[Records that describe figures]
----------------------------------------
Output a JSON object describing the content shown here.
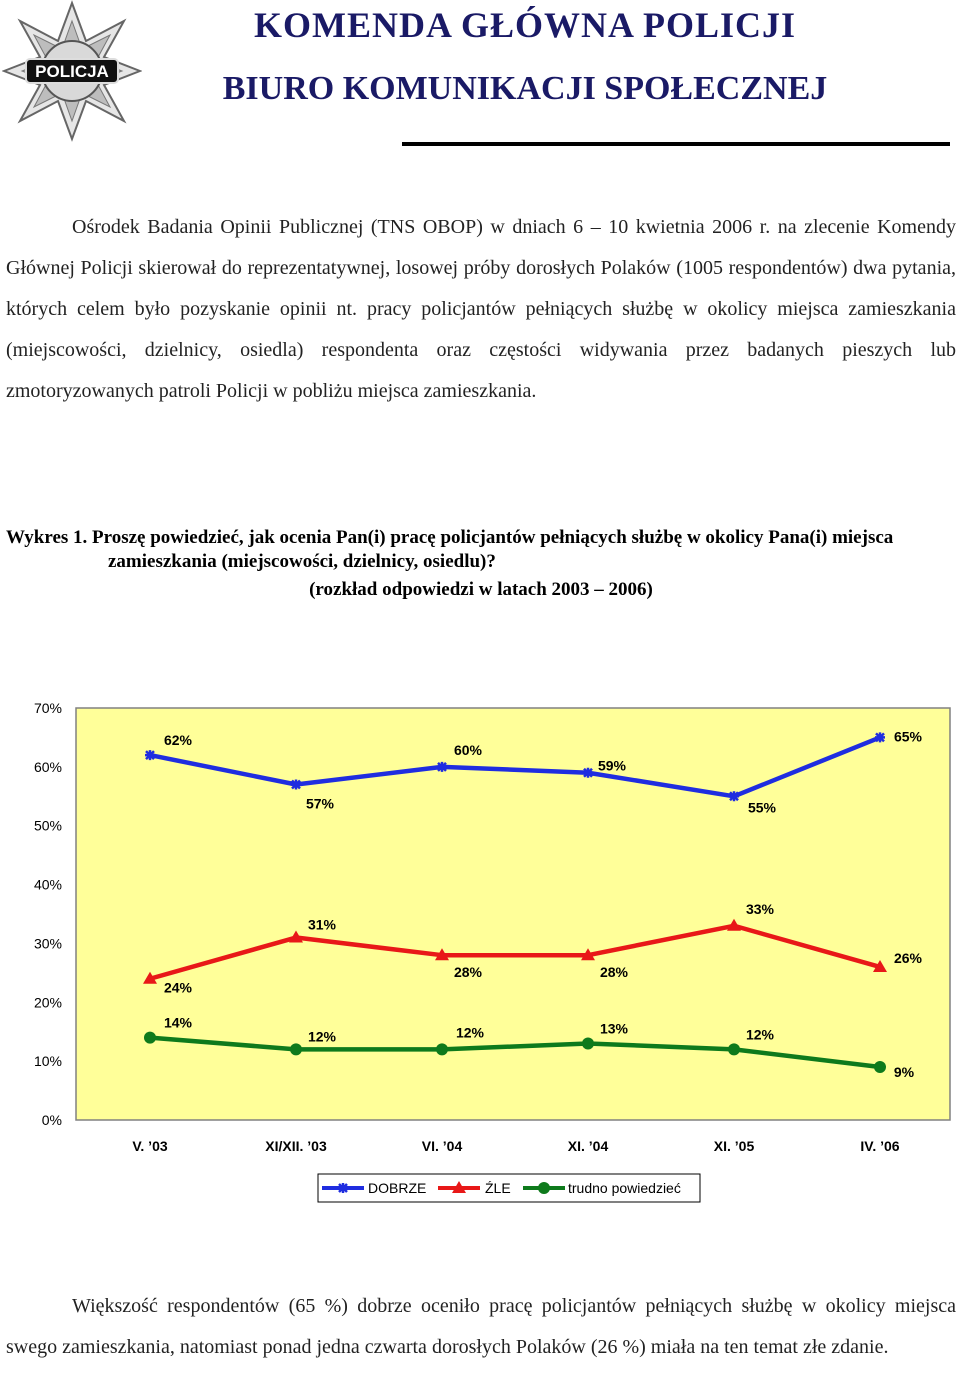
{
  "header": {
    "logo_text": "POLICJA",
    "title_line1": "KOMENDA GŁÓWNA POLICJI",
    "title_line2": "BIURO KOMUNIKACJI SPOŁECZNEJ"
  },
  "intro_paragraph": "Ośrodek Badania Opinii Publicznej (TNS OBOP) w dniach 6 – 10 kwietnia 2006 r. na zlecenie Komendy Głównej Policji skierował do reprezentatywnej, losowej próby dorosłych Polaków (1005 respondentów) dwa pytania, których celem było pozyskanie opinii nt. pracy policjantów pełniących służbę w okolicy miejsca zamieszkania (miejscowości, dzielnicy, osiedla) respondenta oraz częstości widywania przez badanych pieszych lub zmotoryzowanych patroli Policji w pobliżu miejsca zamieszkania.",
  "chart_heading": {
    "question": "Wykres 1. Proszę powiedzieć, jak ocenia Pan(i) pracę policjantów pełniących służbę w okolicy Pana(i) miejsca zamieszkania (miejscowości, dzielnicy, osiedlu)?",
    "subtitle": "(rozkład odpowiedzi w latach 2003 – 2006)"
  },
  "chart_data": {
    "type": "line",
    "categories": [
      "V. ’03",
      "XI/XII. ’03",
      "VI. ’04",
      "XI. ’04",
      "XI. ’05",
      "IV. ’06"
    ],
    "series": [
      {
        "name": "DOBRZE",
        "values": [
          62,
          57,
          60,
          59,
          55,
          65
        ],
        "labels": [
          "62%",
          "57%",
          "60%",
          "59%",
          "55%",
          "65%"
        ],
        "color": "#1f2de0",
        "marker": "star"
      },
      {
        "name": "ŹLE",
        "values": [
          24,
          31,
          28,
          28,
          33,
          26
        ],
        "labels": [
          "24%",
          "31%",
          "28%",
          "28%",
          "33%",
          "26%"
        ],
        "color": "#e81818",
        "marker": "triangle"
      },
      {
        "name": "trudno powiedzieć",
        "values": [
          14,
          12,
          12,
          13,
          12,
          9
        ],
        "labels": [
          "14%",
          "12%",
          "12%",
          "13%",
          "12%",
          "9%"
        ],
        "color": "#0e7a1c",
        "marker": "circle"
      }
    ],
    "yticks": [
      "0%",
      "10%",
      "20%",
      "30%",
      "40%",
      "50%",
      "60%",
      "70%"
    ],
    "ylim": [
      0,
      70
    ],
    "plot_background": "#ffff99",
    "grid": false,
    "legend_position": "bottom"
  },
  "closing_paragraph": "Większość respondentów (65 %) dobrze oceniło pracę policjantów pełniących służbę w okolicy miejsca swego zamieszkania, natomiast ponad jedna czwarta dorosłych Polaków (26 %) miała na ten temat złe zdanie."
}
----------------------------------------
- _DIRECTIONS_: Reproduce every line exactly and omit all pictures.

- _EXERCISE OUTPUT_:
Output a JSON object describing the content shown here.
{
  "header": {
    "logo_text": "POLICJA",
    "title_line1": "KOMENDA GŁÓWNA POLICJI",
    "title_line2": "BIURO KOMUNIKACJI SPOŁECZNEJ"
  },
  "intro_paragraph": "Ośrodek Badania Opinii Publicznej (TNS OBOP) w dniach 6 – 10 kwietnia 2006 r. na zlecenie Komendy Głównej Policji skierował do reprezentatywnej, losowej próby dorosłych Polaków (1005 respondentów) dwa pytania, których celem było pozyskanie opinii nt. pracy policjantów pełniących służbę w okolicy miejsca zamieszkania (miejscowości, dzielnicy, osiedla) respondenta oraz częstości widywania przez badanych pieszych lub zmotoryzowanych patroli Policji w pobliżu miejsca zamieszkania.",
  "chart_heading": {
    "question": "Wykres 1. Proszę powiedzieć, jak ocenia Pan(i) pracę policjantów pełniących służbę w okolicy Pana(i) miejsca zamieszkania (miejscowości, dzielnicy, osiedlu)?",
    "subtitle": "(rozkład odpowiedzi w latach 2003 – 2006)"
  },
  "chart_data": {
    "type": "line",
    "categories": [
      "V. ’03",
      "XI/XII. ’03",
      "VI. ’04",
      "XI. ’04",
      "XI. ’05",
      "IV. ’06"
    ],
    "series": [
      {
        "name": "DOBRZE",
        "values": [
          62,
          57,
          60,
          59,
          55,
          65
        ],
        "labels": [
          "62%",
          "57%",
          "60%",
          "59%",
          "55%",
          "65%"
        ],
        "color": "#1f2de0",
        "marker": "star"
      },
      {
        "name": "ŹLE",
        "values": [
          24,
          31,
          28,
          28,
          33,
          26
        ],
        "labels": [
          "24%",
          "31%",
          "28%",
          "28%",
          "33%",
          "26%"
        ],
        "color": "#e81818",
        "marker": "triangle"
      },
      {
        "name": "trudno powiedzieć",
        "values": [
          14,
          12,
          12,
          13,
          12,
          9
        ],
        "labels": [
          "14%",
          "12%",
          "12%",
          "13%",
          "12%",
          "9%"
        ],
        "color": "#0e7a1c",
        "marker": "circle"
      }
    ],
    "yticks": [
      "0%",
      "10%",
      "20%",
      "30%",
      "40%",
      "50%",
      "60%",
      "70%"
    ],
    "ylim": [
      0,
      70
    ],
    "plot_background": "#ffff99",
    "grid": false,
    "legend_position": "bottom"
  },
  "closing_paragraph": "Większość respondentów (65 %) dobrze oceniło pracę policjantów pełniących służbę w okolicy miejsca swego zamieszkania, natomiast ponad jedna czwarta dorosłych Polaków (26 %) miała na ten temat złe zdanie."
}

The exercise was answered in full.